» **STATED GOAL**
Reproduce the listing below line for line, with every character unchanged, but omit the picture.

Layout element listing
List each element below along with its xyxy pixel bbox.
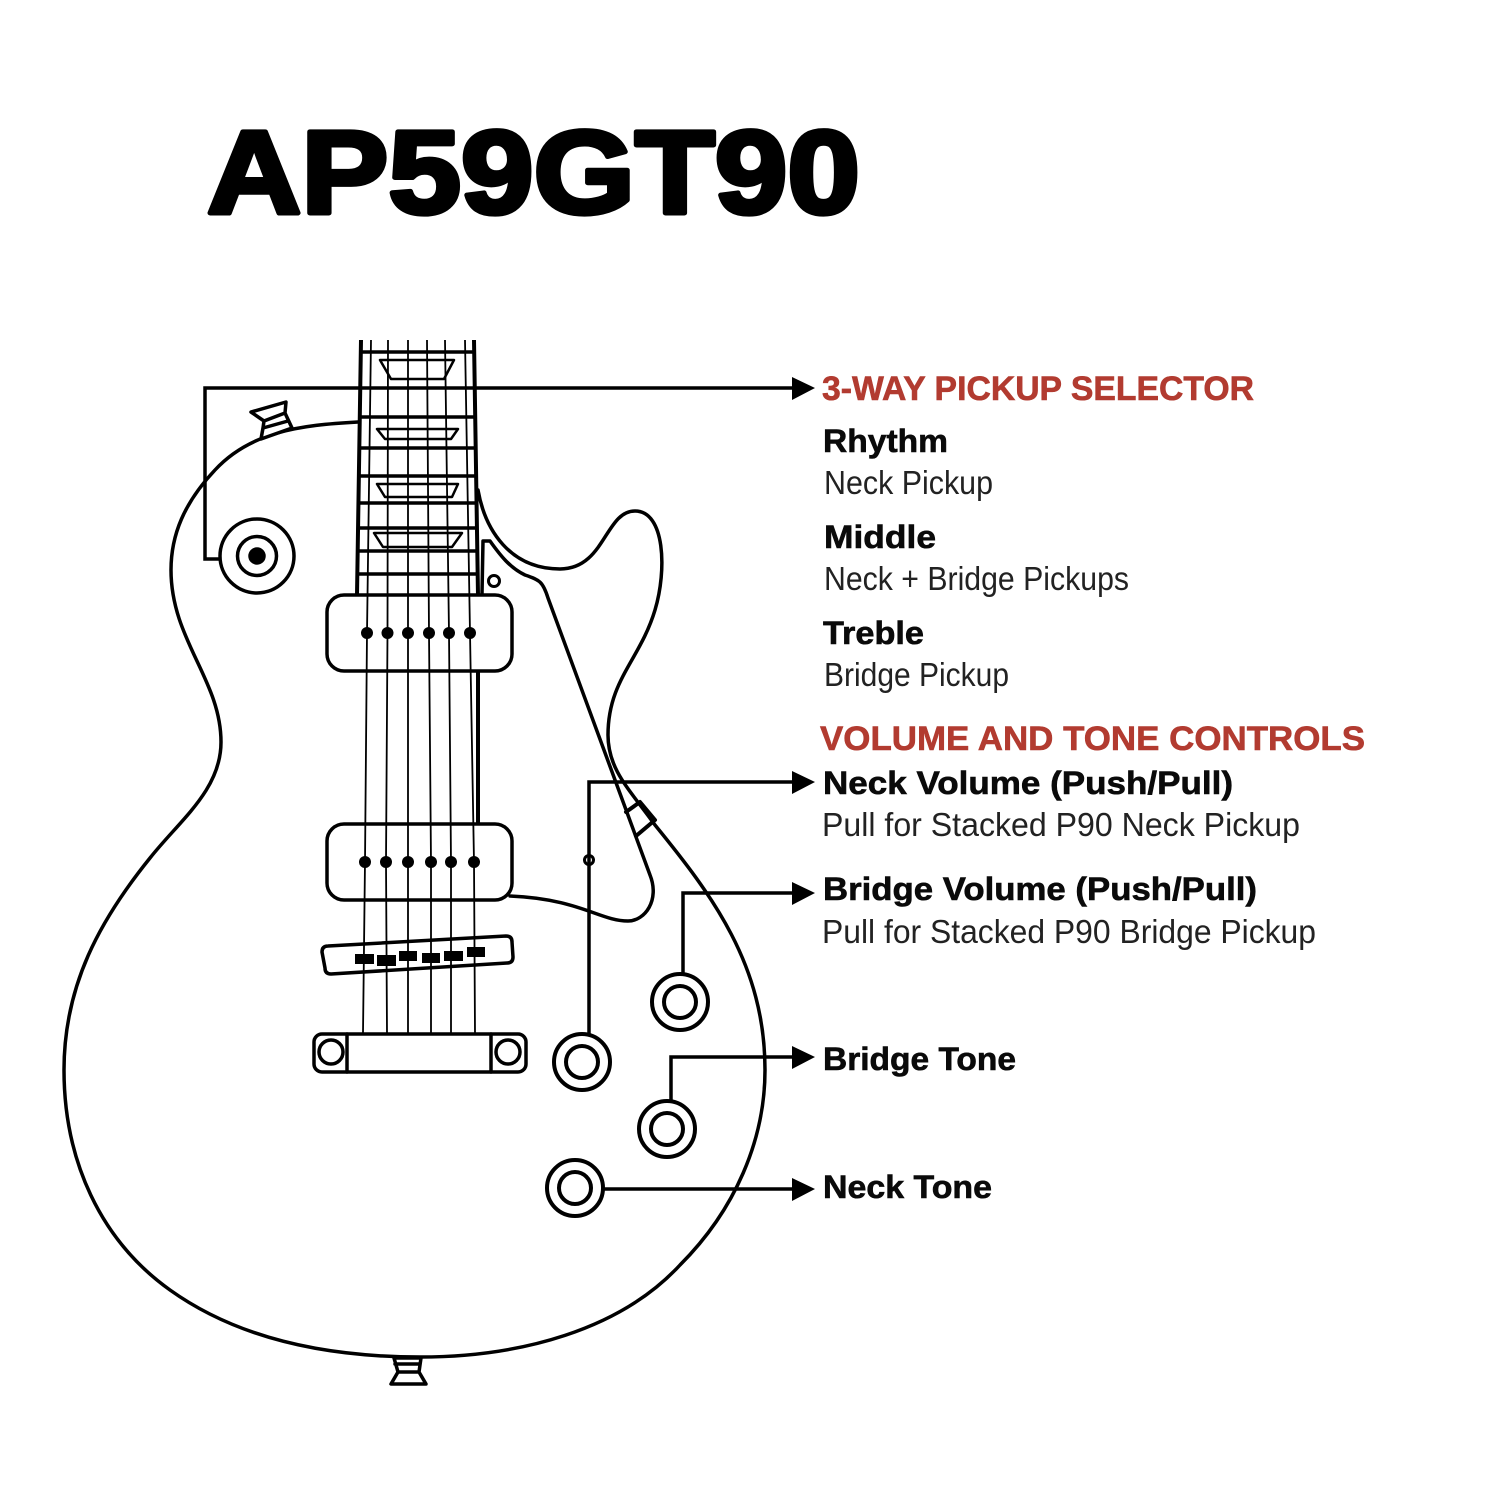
neck pickup poles — [361, 627, 476, 639]
leader: neck volume — [589, 782, 800, 1034]
tune-o-matic bridge — [322, 936, 513, 974]
bridge pickup — [327, 824, 512, 900]
toggle switch — [220, 519, 294, 593]
rhythm label: Rhythm — [823, 423, 948, 459]
pickguard bracket — [626, 802, 655, 836]
strap button top — [251, 402, 292, 439]
knob: bridge volume — [652, 974, 708, 1030]
neck tone label: Neck Tone — [823, 1169, 992, 1205]
treble description: Bridge Pickup — [824, 656, 1009, 693]
middle label: Middle — [824, 519, 936, 555]
neck pickup — [327, 595, 512, 671]
leader: neck tone — [604, 1187, 800, 1191]
arrow: selector — [792, 377, 815, 400]
knob: neck tone — [547, 1160, 603, 1216]
arrow: neck volume — [792, 771, 815, 794]
title: AP59GT90 — [207, 107, 860, 239]
arrow: neck tone — [792, 1178, 815, 1201]
leader: bridge tone — [671, 1057, 800, 1101]
leader: bridge volume — [683, 893, 800, 975]
bridge pickup poles — [359, 856, 480, 868]
strings — [363, 340, 475, 1033]
leader junction — [584, 856, 594, 864]
bridge saddles — [355, 947, 485, 966]
fretboard — [357, 340, 478, 825]
arrowheads — [792, 377, 815, 1201]
strap button bottom — [391, 1358, 426, 1384]
small screw — [488, 576, 500, 586]
fret inlays — [374, 360, 462, 547]
heading: volume and tone: VOLUME AND TONE CONTROLS — [820, 720, 1365, 758]
middle description: Neck + Bridge Pickups — [824, 560, 1129, 597]
tailpiece — [314, 1034, 526, 1072]
heading: pickup selector: 3-WAY PICKUP SELECTOR — [822, 370, 1254, 408]
bridge volume description: Pull for Stacked P90 Bridge Pickup — [822, 913, 1316, 950]
bridge tone label: Bridge Tone — [823, 1041, 1016, 1077]
bridge volume label: Bridge Volume (Push/Pull) — [823, 871, 1257, 907]
knob: bridge tone — [639, 1101, 695, 1157]
neck volume label: Neck Volume (Push/Pull) — [823, 765, 1233, 801]
pickguard — [482, 541, 653, 921]
arrow: bridge tone — [792, 1046, 815, 1069]
rhythm description: Neck Pickup — [824, 464, 993, 501]
leader: selector — [205, 388, 800, 559]
knob: neck volume — [554, 1034, 610, 1090]
treble label: Treble — [823, 615, 924, 651]
guitar illustration — [64, 340, 800, 1384]
guitar body outline — [64, 422, 765, 1357]
neck volume description: Pull for Stacked P90 Neck Pickup — [822, 806, 1300, 843]
arrow: bridge volume — [792, 882, 815, 905]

» **OUTPUT OF THE TASK**
List each element below along with its xyxy pixel bbox.
neck pickup poles — [361, 627, 476, 639]
leader: neck volume — [589, 782, 800, 1034]
tune-o-matic bridge — [322, 936, 513, 974]
bridge pickup — [327, 824, 512, 900]
toggle switch — [220, 519, 294, 593]
rhythm label: Rhythm — [823, 423, 948, 459]
pickguard bracket — [626, 802, 655, 836]
strap button top — [251, 402, 292, 439]
knob: bridge volume — [652, 974, 708, 1030]
neck tone label: Neck Tone — [823, 1169, 992, 1205]
treble description: Bridge Pickup — [824, 656, 1009, 693]
middle label: Middle — [824, 519, 936, 555]
neck pickup — [327, 595, 512, 671]
leader: neck tone — [604, 1187, 800, 1191]
arrow: selector — [792, 377, 815, 400]
knob: neck tone — [547, 1160, 603, 1216]
arrow: neck volume — [792, 771, 815, 794]
title: AP59GT90 — [207, 107, 860, 239]
arrow: neck tone — [792, 1178, 815, 1201]
leader: bridge tone — [671, 1057, 800, 1101]
leader: bridge volume — [683, 893, 800, 975]
bridge pickup poles — [359, 856, 480, 868]
strings — [363, 340, 475, 1033]
leader junction — [584, 856, 594, 864]
bridge saddles — [355, 947, 485, 966]
fretboard — [357, 340, 478, 825]
arrowheads — [792, 377, 815, 1201]
strap button bottom — [391, 1358, 426, 1384]
small screw — [488, 576, 500, 586]
fret inlays — [374, 360, 462, 547]
heading: volume and tone: VOLUME AND TONE CONTROLS — [820, 720, 1365, 758]
middle description: Neck + Bridge Pickups — [824, 560, 1129, 597]
tailpiece — [314, 1034, 526, 1072]
heading: pickup selector: 3-WAY PICKUP SELECTOR — [822, 370, 1254, 408]
bridge volume description: Pull for Stacked P90 Bridge Pickup — [822, 913, 1316, 950]
bridge tone label: Bridge Tone — [823, 1041, 1016, 1077]
bridge volume label: Bridge Volume (Push/Pull) — [823, 871, 1257, 907]
knob: bridge tone — [639, 1101, 695, 1157]
neck volume label: Neck Volume (Push/Pull) — [823, 765, 1233, 801]
pickguard — [482, 541, 653, 921]
arrow: bridge tone — [792, 1046, 815, 1069]
rhythm description: Neck Pickup — [824, 464, 993, 501]
leader: selector — [205, 388, 800, 559]
knob: neck volume — [554, 1034, 610, 1090]
treble label: Treble — [823, 615, 924, 651]
guitar illustration — [64, 340, 800, 1384]
guitar body outline — [64, 422, 765, 1357]
neck volume description: Pull for Stacked P90 Neck Pickup — [822, 806, 1300, 843]
arrow: bridge volume — [792, 882, 815, 905]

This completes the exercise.